(Records of layout regions)

◆ ◆ ◆

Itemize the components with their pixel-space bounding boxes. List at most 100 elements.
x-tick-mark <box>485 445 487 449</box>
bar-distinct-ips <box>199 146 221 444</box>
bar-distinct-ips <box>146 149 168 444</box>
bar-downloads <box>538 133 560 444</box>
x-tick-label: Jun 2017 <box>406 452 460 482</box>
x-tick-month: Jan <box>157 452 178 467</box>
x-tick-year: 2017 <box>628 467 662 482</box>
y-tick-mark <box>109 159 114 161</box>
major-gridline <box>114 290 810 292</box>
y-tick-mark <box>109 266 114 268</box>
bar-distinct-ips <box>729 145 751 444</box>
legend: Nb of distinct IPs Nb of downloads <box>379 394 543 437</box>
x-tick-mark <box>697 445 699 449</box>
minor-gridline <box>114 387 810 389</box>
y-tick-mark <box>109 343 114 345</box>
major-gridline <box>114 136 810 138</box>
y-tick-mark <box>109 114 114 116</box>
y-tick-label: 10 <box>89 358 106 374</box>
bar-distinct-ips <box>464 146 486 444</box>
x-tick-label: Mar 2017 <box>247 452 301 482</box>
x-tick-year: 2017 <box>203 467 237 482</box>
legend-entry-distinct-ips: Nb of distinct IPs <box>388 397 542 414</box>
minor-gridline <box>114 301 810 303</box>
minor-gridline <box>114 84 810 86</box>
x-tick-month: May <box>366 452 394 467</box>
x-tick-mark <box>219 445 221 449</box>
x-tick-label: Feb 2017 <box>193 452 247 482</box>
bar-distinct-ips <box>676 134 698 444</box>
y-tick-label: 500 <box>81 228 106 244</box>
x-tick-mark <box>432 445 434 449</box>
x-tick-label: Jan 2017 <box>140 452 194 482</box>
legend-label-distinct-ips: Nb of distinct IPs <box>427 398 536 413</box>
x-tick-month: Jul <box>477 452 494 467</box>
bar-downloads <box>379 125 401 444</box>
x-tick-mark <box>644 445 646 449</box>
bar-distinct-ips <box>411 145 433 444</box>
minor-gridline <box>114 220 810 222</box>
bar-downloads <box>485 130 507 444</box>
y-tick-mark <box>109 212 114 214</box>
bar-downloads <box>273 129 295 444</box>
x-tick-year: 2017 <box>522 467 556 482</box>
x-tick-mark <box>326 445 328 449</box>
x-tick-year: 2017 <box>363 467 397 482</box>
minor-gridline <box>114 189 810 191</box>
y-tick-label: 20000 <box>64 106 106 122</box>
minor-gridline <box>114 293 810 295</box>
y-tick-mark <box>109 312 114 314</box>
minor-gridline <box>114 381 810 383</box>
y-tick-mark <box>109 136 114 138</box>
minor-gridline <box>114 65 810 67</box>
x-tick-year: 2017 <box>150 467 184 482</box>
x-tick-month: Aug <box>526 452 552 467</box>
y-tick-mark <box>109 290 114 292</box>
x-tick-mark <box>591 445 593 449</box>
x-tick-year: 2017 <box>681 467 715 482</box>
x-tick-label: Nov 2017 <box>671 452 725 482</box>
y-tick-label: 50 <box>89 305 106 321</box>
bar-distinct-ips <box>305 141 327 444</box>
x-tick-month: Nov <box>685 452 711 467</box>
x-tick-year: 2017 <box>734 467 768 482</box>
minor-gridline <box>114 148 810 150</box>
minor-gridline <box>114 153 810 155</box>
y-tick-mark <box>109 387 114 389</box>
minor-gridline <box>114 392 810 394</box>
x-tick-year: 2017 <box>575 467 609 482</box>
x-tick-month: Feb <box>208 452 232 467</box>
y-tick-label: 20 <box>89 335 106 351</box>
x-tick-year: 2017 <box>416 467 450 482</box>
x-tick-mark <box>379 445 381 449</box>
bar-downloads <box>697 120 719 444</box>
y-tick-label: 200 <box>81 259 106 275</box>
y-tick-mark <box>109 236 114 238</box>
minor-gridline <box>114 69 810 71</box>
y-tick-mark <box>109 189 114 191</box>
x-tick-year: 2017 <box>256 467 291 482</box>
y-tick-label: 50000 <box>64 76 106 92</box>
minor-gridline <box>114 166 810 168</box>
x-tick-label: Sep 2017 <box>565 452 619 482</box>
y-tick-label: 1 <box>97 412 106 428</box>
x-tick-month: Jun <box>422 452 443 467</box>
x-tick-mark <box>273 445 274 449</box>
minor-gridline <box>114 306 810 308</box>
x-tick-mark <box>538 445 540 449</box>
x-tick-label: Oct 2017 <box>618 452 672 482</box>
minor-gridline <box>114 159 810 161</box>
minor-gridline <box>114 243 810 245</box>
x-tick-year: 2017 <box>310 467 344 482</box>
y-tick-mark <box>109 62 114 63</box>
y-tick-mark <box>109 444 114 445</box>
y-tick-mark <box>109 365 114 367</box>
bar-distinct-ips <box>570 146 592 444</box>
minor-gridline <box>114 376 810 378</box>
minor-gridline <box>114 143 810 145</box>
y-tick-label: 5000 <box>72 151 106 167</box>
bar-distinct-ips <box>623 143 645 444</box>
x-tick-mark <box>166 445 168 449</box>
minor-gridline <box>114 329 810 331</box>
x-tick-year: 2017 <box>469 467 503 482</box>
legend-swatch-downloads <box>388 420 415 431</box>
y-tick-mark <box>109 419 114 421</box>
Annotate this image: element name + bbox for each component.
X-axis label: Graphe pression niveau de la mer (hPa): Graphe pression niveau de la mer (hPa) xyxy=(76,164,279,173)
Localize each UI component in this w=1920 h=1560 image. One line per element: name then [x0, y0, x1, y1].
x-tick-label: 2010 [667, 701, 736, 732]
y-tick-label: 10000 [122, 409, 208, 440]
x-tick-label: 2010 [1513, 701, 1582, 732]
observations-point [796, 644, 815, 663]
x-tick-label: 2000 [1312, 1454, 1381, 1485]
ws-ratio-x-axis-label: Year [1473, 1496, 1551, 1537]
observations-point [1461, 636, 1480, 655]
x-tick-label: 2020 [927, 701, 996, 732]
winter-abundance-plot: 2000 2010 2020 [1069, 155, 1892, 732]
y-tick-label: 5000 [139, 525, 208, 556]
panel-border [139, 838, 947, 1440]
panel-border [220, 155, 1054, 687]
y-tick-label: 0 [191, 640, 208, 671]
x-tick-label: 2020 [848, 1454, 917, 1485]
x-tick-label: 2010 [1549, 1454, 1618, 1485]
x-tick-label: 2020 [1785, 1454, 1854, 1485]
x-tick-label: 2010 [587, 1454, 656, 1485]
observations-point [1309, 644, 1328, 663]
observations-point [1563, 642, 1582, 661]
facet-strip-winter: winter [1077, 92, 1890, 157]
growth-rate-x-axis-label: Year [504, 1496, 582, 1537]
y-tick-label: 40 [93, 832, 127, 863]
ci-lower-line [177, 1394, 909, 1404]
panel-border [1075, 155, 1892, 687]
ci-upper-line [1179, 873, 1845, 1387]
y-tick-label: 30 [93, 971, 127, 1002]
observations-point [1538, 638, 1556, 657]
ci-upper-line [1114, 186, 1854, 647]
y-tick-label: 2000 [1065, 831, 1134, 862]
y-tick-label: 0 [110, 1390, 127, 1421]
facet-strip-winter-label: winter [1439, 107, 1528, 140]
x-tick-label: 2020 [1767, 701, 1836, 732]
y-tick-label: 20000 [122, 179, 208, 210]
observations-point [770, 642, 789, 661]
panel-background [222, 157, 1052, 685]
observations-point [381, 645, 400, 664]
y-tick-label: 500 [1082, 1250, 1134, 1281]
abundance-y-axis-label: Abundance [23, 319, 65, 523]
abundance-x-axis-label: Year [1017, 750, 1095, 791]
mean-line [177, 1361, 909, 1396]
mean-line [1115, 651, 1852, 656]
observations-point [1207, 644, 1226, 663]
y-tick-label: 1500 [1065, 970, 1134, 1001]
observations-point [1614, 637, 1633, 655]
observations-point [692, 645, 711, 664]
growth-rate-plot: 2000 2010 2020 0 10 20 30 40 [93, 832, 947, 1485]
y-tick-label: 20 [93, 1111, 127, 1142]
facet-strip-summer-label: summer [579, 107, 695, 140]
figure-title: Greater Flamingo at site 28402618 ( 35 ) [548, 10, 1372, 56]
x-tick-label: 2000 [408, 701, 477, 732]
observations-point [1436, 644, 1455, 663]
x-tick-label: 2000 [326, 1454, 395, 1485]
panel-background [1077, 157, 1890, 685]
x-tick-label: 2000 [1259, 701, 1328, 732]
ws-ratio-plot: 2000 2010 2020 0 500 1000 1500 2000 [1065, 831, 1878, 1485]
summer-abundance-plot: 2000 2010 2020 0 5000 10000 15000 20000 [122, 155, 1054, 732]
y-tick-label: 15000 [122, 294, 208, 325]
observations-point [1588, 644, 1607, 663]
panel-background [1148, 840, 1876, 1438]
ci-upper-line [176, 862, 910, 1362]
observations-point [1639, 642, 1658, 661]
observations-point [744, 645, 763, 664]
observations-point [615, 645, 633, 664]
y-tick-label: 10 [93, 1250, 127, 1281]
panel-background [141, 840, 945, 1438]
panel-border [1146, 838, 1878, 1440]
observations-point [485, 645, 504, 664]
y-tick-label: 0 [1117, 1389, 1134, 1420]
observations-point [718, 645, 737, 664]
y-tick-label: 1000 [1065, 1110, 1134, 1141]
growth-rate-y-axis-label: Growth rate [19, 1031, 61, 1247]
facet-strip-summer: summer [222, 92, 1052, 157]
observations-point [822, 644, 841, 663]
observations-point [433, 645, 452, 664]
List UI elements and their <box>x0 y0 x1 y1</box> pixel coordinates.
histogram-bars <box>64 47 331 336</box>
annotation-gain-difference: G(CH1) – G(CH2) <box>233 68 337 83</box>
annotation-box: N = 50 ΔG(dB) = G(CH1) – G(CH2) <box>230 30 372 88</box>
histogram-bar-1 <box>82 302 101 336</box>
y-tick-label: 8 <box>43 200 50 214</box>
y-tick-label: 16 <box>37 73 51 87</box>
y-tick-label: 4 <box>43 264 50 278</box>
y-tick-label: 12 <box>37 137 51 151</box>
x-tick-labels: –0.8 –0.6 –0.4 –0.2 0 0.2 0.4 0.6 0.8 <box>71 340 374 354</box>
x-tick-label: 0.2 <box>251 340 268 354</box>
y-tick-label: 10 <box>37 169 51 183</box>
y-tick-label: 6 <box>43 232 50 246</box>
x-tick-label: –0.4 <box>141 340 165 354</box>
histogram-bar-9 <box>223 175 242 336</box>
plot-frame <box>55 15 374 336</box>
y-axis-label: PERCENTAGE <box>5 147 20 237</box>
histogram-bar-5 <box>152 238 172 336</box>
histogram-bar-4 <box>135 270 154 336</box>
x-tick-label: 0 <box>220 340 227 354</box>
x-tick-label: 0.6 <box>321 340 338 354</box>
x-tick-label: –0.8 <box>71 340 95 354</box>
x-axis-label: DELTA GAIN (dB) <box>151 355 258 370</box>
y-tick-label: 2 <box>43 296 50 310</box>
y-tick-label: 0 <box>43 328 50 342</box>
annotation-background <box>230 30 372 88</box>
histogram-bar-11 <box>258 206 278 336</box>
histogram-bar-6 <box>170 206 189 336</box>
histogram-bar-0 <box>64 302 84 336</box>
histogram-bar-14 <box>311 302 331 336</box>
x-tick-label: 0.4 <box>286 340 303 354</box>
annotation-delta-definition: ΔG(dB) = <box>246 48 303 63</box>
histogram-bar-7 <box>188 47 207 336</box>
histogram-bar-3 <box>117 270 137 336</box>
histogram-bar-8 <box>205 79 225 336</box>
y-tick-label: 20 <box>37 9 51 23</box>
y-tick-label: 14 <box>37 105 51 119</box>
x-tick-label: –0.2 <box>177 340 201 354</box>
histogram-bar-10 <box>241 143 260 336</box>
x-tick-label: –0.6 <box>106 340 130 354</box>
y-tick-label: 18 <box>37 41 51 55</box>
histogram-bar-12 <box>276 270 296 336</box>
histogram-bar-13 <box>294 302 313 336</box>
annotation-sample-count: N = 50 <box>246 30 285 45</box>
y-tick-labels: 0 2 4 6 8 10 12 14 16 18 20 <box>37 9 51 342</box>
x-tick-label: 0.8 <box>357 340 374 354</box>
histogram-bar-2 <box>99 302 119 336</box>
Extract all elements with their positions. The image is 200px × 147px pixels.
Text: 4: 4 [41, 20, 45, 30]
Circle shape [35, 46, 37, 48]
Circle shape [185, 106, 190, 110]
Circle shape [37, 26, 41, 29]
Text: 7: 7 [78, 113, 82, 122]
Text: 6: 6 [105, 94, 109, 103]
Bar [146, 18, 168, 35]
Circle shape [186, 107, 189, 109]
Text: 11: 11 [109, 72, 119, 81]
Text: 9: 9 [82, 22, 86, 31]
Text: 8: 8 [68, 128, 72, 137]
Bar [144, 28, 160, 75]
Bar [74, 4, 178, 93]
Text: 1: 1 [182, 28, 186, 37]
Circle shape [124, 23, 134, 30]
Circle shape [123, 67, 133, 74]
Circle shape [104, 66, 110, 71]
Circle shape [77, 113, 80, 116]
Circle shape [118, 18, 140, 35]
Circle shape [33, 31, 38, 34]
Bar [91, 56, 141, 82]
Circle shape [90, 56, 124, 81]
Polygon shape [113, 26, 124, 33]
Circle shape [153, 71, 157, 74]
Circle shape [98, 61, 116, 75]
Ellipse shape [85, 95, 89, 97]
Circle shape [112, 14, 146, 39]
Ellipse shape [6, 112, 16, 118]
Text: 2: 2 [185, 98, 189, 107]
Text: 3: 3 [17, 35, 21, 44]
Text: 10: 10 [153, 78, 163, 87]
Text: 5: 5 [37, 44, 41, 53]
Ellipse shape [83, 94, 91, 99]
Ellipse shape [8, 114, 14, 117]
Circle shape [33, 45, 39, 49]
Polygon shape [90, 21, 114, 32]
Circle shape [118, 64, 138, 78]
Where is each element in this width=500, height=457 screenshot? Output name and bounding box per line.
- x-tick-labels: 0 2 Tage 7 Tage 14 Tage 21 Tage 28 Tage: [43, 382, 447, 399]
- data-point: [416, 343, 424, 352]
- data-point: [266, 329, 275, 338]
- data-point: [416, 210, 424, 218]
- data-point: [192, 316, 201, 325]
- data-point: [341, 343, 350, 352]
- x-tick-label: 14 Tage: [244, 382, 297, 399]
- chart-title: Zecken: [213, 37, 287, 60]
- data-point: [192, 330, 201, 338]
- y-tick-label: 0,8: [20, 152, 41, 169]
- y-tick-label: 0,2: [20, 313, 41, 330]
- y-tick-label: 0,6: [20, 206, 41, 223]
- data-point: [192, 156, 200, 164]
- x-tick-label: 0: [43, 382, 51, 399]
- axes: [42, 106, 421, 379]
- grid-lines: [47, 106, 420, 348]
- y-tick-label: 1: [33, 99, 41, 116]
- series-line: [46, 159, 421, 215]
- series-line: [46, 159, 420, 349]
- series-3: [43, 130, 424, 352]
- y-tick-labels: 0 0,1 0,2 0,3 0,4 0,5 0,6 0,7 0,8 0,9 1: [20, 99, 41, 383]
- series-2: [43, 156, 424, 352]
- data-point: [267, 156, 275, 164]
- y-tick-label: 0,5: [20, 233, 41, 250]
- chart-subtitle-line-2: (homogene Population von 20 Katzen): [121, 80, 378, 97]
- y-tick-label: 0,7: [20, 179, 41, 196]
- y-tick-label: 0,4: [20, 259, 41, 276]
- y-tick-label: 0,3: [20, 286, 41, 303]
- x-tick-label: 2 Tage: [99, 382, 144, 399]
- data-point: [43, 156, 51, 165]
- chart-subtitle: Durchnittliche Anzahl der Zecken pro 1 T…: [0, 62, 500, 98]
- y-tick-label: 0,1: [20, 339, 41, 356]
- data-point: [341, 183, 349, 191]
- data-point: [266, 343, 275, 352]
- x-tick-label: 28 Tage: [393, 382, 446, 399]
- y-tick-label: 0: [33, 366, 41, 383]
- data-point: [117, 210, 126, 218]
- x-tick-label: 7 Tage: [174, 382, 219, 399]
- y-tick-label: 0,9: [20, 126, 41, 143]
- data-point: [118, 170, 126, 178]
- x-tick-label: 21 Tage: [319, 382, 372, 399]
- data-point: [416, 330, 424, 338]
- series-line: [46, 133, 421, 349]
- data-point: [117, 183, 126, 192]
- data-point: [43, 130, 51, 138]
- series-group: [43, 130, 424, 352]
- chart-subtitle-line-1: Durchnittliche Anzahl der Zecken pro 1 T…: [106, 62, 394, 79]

◆ ◆ ◆

**WHAT YOU SHOULD DO**
Please echo the lines word for word, beginning at the first line and continuing through the line with "minor-gridline <box>114 301 810 303</box>".

**RESPONSE TO THE EXERCISE**
Itemize the components with their pixel-space bounding boxes. List at most 100 elements.
x-tick-mark <box>485 445 487 449</box>
bar-distinct-ips <box>199 146 221 444</box>
bar-distinct-ips <box>146 149 168 444</box>
bar-downloads <box>538 133 560 444</box>
x-tick-label: Jun 2017 <box>406 452 460 482</box>
x-tick-month: Jan <box>157 452 178 467</box>
x-tick-year: 2017 <box>628 467 662 482</box>
y-tick-mark <box>109 159 114 161</box>
major-gridline <box>114 290 810 292</box>
y-tick-mark <box>109 266 114 268</box>
bar-distinct-ips <box>729 145 751 444</box>
legend: Nb of distinct IPs Nb of downloads <box>379 394 543 437</box>
x-tick-mark <box>697 445 699 449</box>
minor-gridline <box>114 387 810 389</box>
y-tick-mark <box>109 343 114 345</box>
major-gridline <box>114 136 810 138</box>
y-tick-mark <box>109 114 114 116</box>
y-tick-label: 10 <box>89 358 106 374</box>
bar-distinct-ips <box>464 146 486 444</box>
x-tick-label: Mar 2017 <box>247 452 301 482</box>
x-tick-year: 2017 <box>203 467 237 482</box>
legend-entry-distinct-ips: Nb of distinct IPs <box>388 397 542 414</box>
minor-gridline <box>114 301 810 303</box>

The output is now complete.